── SUPPLIED INFORMATION

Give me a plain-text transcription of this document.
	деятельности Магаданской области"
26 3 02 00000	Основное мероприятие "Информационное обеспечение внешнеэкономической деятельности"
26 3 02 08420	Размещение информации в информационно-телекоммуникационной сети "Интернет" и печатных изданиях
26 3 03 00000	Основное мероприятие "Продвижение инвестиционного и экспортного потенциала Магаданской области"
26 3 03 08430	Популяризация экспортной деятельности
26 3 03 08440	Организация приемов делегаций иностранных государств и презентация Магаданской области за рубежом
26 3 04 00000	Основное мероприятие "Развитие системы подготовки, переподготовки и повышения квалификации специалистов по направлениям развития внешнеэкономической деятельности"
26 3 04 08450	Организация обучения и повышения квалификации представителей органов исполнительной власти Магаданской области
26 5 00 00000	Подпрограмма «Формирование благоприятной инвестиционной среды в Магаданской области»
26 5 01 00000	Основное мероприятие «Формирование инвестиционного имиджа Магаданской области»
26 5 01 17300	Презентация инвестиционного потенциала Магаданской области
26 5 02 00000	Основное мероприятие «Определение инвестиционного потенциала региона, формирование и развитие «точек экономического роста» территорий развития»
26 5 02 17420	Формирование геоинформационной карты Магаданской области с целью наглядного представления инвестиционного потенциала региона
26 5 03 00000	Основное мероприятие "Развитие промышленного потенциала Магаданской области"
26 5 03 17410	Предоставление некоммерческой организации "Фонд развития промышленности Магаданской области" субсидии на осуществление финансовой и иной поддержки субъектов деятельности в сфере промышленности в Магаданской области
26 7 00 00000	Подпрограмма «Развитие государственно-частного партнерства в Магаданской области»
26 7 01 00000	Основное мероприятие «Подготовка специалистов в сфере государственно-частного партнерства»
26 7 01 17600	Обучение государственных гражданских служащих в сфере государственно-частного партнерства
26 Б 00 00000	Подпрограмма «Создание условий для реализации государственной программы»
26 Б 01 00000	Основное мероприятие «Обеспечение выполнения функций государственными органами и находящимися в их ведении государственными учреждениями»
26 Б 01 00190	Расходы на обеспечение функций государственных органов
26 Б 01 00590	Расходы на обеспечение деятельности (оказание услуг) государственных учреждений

────

* WORK REQUIRED
Extract each line holding the word "партнерства" from the records.

* RESULT
26 7 00 00000	Подпрограмма «Развитие государственно-частного партнерства в Магаданской области»
26 7 01 00000	Основное мероприятие «Подготовка специалистов в сфере государственно-частного партнерства»
26 7 01 17600	Обучение государственных гражданских служащих в сфере государственно-частного партнерства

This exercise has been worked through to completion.